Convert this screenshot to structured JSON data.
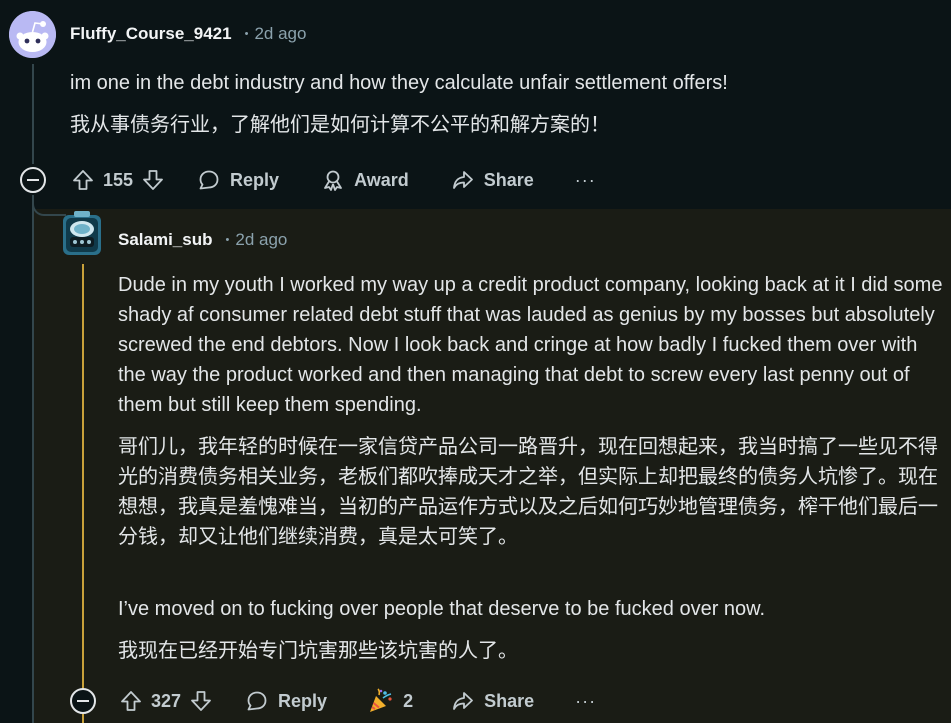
{
  "comment1": {
    "username": "Fluffy_Course_9421",
    "separator": "•",
    "age": "2d ago",
    "body_en": "im one in the debt industry and how they calculate unfair settlement offers!",
    "body_zh": "我从事债务行业，了解他们是如何计算不公平的和解方案的！",
    "votes": "155",
    "reply_label": "Reply",
    "award_label": "Award",
    "share_label": "Share",
    "more_label": "···"
  },
  "comment2": {
    "username": "Salami_sub",
    "separator": "•",
    "age": "2d ago",
    "body_en_1": "Dude in my youth I worked my way up a credit product company, looking back at it I did some shady af consumer related debt stuff that was lauded as genius by my bosses but absolutely screwed the end debtors. Now I look back and cringe at how badly I fucked them over with the way the product worked and then managing that debt to screw every last penny out of them but still keep them spending.",
    "body_zh_1": "哥们儿，我年轻的时候在一家信贷产品公司一路晋升，现在回想起来，我当时搞了一些见不得光的消费债务相关业务，老板们都吹捧成天才之举，但实际上却把最终的债务人坑惨了。现在想想，我真是羞愧难当，当初的产品运作方式以及之后如何巧妙地管理债务，榨干他们最后一分钱，却又让他们继续消费，真是太可笑了。",
    "body_en_2": "I’ve moved on to fucking over people that deserve to be fucked over now.",
    "body_zh_2": "我现在已经开始专门坑害那些该坑害的人了。",
    "votes": "327",
    "reply_label": "Reply",
    "award_count": "2",
    "share_label": "Share",
    "more_label": "···"
  },
  "icons": {
    "collapse": "minus-circle-icon",
    "upvote": "arrow-up-icon",
    "downvote": "arrow-down-icon",
    "reply": "speech-bubble-icon",
    "award": "award-ribbon-icon",
    "share": "share-arrow-icon",
    "celebrate": "party-popper-icon"
  },
  "colors": {
    "background": "#0b1416",
    "nested_background": "#1a1c15",
    "thread_highlight": "#c8a13a",
    "text": "#e3e6e8",
    "muted": "#8ba2ad"
  }
}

-*-

_Task details_
Repeat the material above in full and unchanged, minus its images.

_Solution for this exercise_
Convert this screenshot to structured JSON data.
{
  "comment1": {
    "username": "Fluffy_Course_9421",
    "separator": "•",
    "age": "2d ago",
    "body_en": "im one in the debt industry and how they calculate unfair settlement offers!",
    "body_zh": "我从事债务行业，了解他们是如何计算不公平的和解方案的！",
    "votes": "155",
    "reply_label": "Reply",
    "award_label": "Award",
    "share_label": "Share",
    "more_label": "···"
  },
  "comment2": {
    "username": "Salami_sub",
    "separator": "•",
    "age": "2d ago",
    "body_en_1": "Dude in my youth I worked my way up a credit product company, looking back at it I did some shady af consumer related debt stuff that was lauded as genius by my bosses but absolutely screwed the end debtors. Now I look back and cringe at how badly I fucked them over with the way the product worked and then managing that debt to screw every last penny out of them but still keep them spending.",
    "body_zh_1": "哥们儿，我年轻的时候在一家信贷产品公司一路晋升，现在回想起来，我当时搞了一些见不得光的消费债务相关业务，老板们都吹捧成天才之举，但实际上却把最终的债务人坑惨了。现在想想，我真是羞愧难当，当初的产品运作方式以及之后如何巧妙地管理债务，榨干他们最后一分钱，却又让他们继续消费，真是太可笑了。",
    "body_en_2": "I’ve moved on to fucking over people that deserve to be fucked over now.",
    "body_zh_2": "我现在已经开始专门坑害那些该坑害的人了。",
    "votes": "327",
    "reply_label": "Reply",
    "award_count": "2",
    "share_label": "Share",
    "more_label": "···"
  },
  "icons": {
    "collapse": "minus-circle-icon",
    "upvote": "arrow-up-icon",
    "downvote": "arrow-down-icon",
    "reply": "speech-bubble-icon",
    "award": "award-ribbon-icon",
    "share": "share-arrow-icon",
    "celebrate": "party-popper-icon"
  },
  "colors": {
    "background": "#0b1416",
    "nested_background": "#1a1c15",
    "thread_highlight": "#c8a13a",
    "text": "#e3e6e8",
    "muted": "#8ba2ad"
  }
}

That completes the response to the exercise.